> [TO BE DONE]: Reproduce the lines below word for word, with nothing changed.

> [WORKING DATA]:
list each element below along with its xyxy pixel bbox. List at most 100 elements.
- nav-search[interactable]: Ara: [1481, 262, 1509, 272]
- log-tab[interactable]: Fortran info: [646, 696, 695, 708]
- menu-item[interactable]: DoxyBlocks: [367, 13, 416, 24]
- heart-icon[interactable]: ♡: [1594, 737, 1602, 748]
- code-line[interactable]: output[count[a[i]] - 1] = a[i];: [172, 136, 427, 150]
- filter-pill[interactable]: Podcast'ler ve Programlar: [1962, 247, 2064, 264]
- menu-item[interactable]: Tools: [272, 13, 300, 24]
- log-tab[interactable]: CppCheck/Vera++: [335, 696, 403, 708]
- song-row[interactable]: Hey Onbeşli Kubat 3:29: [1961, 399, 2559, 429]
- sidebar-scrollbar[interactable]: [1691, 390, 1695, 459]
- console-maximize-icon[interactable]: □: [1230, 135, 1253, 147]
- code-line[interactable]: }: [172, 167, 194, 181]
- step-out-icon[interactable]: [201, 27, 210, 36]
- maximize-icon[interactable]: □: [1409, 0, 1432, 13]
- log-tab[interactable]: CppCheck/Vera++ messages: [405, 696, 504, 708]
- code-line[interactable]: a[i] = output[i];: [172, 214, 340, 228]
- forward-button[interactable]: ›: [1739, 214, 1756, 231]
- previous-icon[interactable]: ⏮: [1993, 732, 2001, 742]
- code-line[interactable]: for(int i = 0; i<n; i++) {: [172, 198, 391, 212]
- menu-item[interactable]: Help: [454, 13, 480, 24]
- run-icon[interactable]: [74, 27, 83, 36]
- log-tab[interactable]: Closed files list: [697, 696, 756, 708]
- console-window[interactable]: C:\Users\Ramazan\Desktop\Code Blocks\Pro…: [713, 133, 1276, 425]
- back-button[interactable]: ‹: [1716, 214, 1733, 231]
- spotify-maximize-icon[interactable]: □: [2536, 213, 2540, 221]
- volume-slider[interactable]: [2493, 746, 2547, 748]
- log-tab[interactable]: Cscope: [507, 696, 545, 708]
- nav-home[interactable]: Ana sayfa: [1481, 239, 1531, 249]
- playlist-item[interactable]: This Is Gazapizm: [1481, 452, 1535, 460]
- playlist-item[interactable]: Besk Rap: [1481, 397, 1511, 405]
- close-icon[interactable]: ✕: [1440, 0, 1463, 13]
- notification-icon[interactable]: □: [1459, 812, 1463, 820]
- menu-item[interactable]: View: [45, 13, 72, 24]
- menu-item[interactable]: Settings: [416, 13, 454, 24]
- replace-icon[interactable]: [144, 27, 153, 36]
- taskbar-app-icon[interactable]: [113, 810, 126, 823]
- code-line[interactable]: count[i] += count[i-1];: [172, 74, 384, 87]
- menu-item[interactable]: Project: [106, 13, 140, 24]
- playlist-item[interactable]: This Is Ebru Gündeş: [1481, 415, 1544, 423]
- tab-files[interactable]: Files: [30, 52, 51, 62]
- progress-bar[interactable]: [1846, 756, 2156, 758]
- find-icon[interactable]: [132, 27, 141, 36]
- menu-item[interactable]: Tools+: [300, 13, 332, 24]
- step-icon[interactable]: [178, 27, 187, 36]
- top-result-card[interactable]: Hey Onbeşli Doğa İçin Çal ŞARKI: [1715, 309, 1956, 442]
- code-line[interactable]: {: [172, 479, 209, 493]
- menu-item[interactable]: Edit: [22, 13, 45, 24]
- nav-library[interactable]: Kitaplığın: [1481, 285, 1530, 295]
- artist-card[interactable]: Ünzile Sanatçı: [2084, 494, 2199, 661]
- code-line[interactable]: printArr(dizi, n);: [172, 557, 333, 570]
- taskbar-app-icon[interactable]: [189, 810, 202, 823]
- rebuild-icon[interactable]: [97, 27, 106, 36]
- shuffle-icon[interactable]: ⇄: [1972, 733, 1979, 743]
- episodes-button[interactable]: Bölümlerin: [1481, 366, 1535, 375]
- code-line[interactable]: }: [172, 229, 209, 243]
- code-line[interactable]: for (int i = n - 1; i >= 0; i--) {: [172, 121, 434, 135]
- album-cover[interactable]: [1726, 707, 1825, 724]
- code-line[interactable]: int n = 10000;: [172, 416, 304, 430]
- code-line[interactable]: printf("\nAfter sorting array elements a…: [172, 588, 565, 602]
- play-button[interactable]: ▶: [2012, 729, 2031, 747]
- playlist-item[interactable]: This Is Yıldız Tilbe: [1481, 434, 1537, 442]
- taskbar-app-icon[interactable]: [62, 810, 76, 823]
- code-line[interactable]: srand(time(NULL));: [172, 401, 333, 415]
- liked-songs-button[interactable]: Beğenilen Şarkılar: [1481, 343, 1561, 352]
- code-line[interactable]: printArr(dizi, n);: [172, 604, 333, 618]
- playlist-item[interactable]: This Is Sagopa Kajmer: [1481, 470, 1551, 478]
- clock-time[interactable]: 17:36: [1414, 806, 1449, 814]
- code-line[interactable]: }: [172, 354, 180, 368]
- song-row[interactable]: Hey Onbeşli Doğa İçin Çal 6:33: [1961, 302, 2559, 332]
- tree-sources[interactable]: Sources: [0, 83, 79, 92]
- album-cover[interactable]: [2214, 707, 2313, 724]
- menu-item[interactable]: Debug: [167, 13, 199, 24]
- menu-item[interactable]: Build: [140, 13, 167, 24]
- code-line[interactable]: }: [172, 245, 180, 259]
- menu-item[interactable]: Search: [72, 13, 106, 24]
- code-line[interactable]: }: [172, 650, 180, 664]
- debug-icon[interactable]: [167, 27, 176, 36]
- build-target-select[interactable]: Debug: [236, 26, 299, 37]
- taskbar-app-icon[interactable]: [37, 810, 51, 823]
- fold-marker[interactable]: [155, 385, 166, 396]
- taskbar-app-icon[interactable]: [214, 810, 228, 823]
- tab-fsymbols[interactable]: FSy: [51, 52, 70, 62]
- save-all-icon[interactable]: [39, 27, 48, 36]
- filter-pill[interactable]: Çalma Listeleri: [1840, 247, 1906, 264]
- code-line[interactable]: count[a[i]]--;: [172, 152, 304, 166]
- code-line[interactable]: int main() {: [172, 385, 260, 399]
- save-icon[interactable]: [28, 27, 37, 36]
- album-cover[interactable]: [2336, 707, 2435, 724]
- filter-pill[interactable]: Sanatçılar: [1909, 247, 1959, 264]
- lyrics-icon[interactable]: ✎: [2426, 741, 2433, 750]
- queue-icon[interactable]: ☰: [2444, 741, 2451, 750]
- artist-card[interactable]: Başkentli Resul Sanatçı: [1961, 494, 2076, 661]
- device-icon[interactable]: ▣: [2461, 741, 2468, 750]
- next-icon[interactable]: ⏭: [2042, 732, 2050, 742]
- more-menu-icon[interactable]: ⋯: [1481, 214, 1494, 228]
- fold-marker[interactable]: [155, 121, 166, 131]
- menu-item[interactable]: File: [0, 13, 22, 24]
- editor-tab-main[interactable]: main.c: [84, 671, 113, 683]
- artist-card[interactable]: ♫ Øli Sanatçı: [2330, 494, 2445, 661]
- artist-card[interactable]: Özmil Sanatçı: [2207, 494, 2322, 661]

> [WRITTEN RESPONSE]:
list each element below along with its xyxy pixel bbox. List at most 100 elements.
- nav-search[interactable]: Ara: [1481, 262, 1509, 272]
- log-tab[interactable]: Fortran info: [646, 696, 695, 708]
- menu-item[interactable]: DoxyBlocks: [367, 13, 416, 24]
- heart-icon[interactable]: ♡: [1594, 737, 1602, 748]
- code-line[interactable]: output[count[a[i]] - 1] = a[i];: [172, 136, 427, 150]
- filter-pill[interactable]: Podcast'ler ve Programlar: [1962, 247, 2064, 264]
- menu-item[interactable]: Tools: [272, 13, 300, 24]
- log-tab[interactable]: CppCheck/Vera++: [335, 696, 403, 708]
- song-row[interactable]: Hey Onbeşli Kubat 3:29: [1961, 399, 2559, 429]
- sidebar-scrollbar[interactable]: [1691, 390, 1695, 459]
- console-maximize-icon[interactable]: □: [1230, 135, 1253, 147]
- code-line[interactable]: }: [172, 167, 194, 181]
- step-out-icon[interactable]: [201, 27, 210, 36]
- maximize-icon[interactable]: □: [1409, 0, 1432, 13]
- log-tab[interactable]: CppCheck/Vera++ messages: [405, 696, 504, 708]
- code-line[interactable]: a[i] = output[i];: [172, 214, 340, 228]
- forward-button[interactable]: ›: [1739, 214, 1756, 231]
- previous-icon[interactable]: ⏮: [1993, 732, 2001, 742]
- code-line[interactable]: for(int i = 0; i<n; i++) {: [172, 198, 391, 212]
- menu-item[interactable]: Help: [454, 13, 480, 24]
- run-icon[interactable]: [74, 27, 83, 36]
- log-tab[interactable]: Closed files list: [697, 696, 756, 708]
- console-window[interactable]: C:\Users\Ramazan\Desktop\Code Blocks\Pro…: [713, 133, 1276, 425]
- back-button[interactable]: ‹: [1716, 214, 1733, 231]
- spotify-maximize-icon[interactable]: □: [2536, 213, 2540, 221]
- volume-slider[interactable]: [2493, 746, 2547, 748]
- log-tab[interactable]: Cscope: [507, 696, 545, 708]
- nav-home[interactable]: Ana sayfa: [1481, 239, 1531, 249]
- playlist-item[interactable]: This Is Gazapizm: [1481, 452, 1535, 460]
- playlist-item[interactable]: Besk Rap: [1481, 397, 1511, 405]
- close-icon[interactable]: ✕: [1440, 0, 1463, 13]
- notification-icon[interactable]: □: [1459, 812, 1463, 820]
- menu-item[interactable]: View: [45, 13, 72, 24]
- menu-item[interactable]: Settings: [416, 13, 454, 24]
- replace-icon[interactable]: [144, 27, 153, 36]
- taskbar-app-icon[interactable]: [113, 810, 126, 823]
- code-line[interactable]: count[i] += count[i-1];: [172, 74, 384, 87]
- menu-item[interactable]: Project: [106, 13, 140, 24]
- playlist-item[interactable]: This Is Ebru Gündeş: [1481, 415, 1544, 423]
- tab-files[interactable]: Files: [30, 52, 51, 62]
- progress-bar[interactable]: [1846, 756, 2156, 758]
- find-icon[interactable]: [132, 27, 141, 36]
- menu-item[interactable]: Tools+: [300, 13, 332, 24]
- step-icon[interactable]: [178, 27, 187, 36]
- top-result-card[interactable]: Hey Onbeşli Doğa İçin Çal ŞARKI: [1715, 309, 1956, 442]
- code-line[interactable]: {: [172, 479, 209, 493]
- menu-item[interactable]: Edit: [22, 13, 45, 24]
- nav-library[interactable]: Kitaplığın: [1481, 285, 1530, 295]
- artist-card[interactable]: Ünzile Sanatçı: [2084, 494, 2199, 661]
- code-line[interactable]: printArr(dizi, n);: [172, 557, 333, 570]
- taskbar-app-icon[interactable]: [189, 810, 202, 823]
- rebuild-icon[interactable]: [97, 27, 106, 36]
- shuffle-icon[interactable]: ⇄: [1972, 733, 1979, 743]
- episodes-button[interactable]: Bölümlerin: [1481, 366, 1535, 375]
- code-line[interactable]: }: [172, 229, 209, 243]
- code-line[interactable]: for (int i = n - 1; i >= 0; i--) {: [172, 121, 434, 135]
- album-cover[interactable]: [1726, 707, 1825, 724]
- code-line[interactable]: int n = 10000;: [172, 416, 304, 430]
- code-line[interactable]: printf("\nAfter sorting array elements a…: [172, 588, 565, 602]
- play-button[interactable]: ▶: [2012, 729, 2031, 747]
- playlist-item[interactable]: This Is Yıldız Tilbe: [1481, 434, 1537, 442]
- taskbar-app-icon[interactable]: [62, 810, 76, 823]
- code-line[interactable]: srand(time(NULL));: [172, 401, 333, 415]
- liked-songs-button[interactable]: Beğenilen Şarkılar: [1481, 343, 1561, 352]
- code-line[interactable]: printArr(dizi, n);: [172, 604, 333, 618]
- playlist-item[interactable]: This Is Sagopa Kajmer: [1481, 470, 1551, 478]
- clock-time[interactable]: 17:36: [1414, 806, 1449, 814]
- code-line[interactable]: }: [172, 354, 180, 368]
- song-row[interactable]: Hey Onbeşli Doğa İçin Çal 6:33: [1961, 302, 2559, 332]
- tree-sources[interactable]: Sources: [0, 83, 79, 92]
- album-cover[interactable]: [2214, 707, 2313, 724]
- menu-item[interactable]: Debug: [167, 13, 199, 24]
- menu-item[interactable]: Build: [140, 13, 167, 24]
- code-line[interactable]: }: [172, 245, 180, 259]
- menu-item[interactable]: Search: [72, 13, 106, 24]
- code-line[interactable]: }: [172, 650, 180, 664]
- debug-icon[interactable]: [167, 27, 176, 36]
- build-target-select[interactable]: Debug: [236, 26, 299, 37]
- taskbar-app-icon[interactable]: [37, 810, 51, 823]
- fold-marker[interactable]: [155, 385, 166, 396]
- taskbar-app-icon[interactable]: [214, 810, 228, 823]
- tab-fsymbols[interactable]: FSy: [51, 52, 70, 62]
- save-all-icon[interactable]: [39, 27, 48, 36]
- filter-pill[interactable]: Çalma Listeleri: [1840, 247, 1906, 264]
- code-line[interactable]: count[a[i]]--;: [172, 152, 304, 166]
- code-line[interactable]: int main() {: [172, 385, 260, 399]
- save-icon[interactable]: [28, 27, 37, 36]
- album-cover[interactable]: [2336, 707, 2435, 724]
- filter-pill[interactable]: Sanatçılar: [1909, 247, 1959, 264]
- lyrics-icon[interactable]: ✎: [2426, 741, 2433, 750]
- queue-icon[interactable]: ☰: [2444, 741, 2451, 750]
- artist-card[interactable]: Başkentli Resul Sanatçı: [1961, 494, 2076, 661]
- device-icon[interactable]: ▣: [2461, 741, 2468, 750]
- next-icon[interactable]: ⏭: [2042, 732, 2050, 742]
- more-menu-icon[interactable]: ⋯: [1481, 214, 1494, 228]
- fold-marker[interactable]: [155, 121, 166, 131]
- menu-item[interactable]: File: [0, 13, 22, 24]
- editor-tab-main[interactable]: main.c: [84, 671, 113, 683]
- artist-card[interactable]: ♫ Øli Sanatçı: [2330, 494, 2445, 661]
- artist-card[interactable]: Özmil Sanatçı: [2207, 494, 2322, 661]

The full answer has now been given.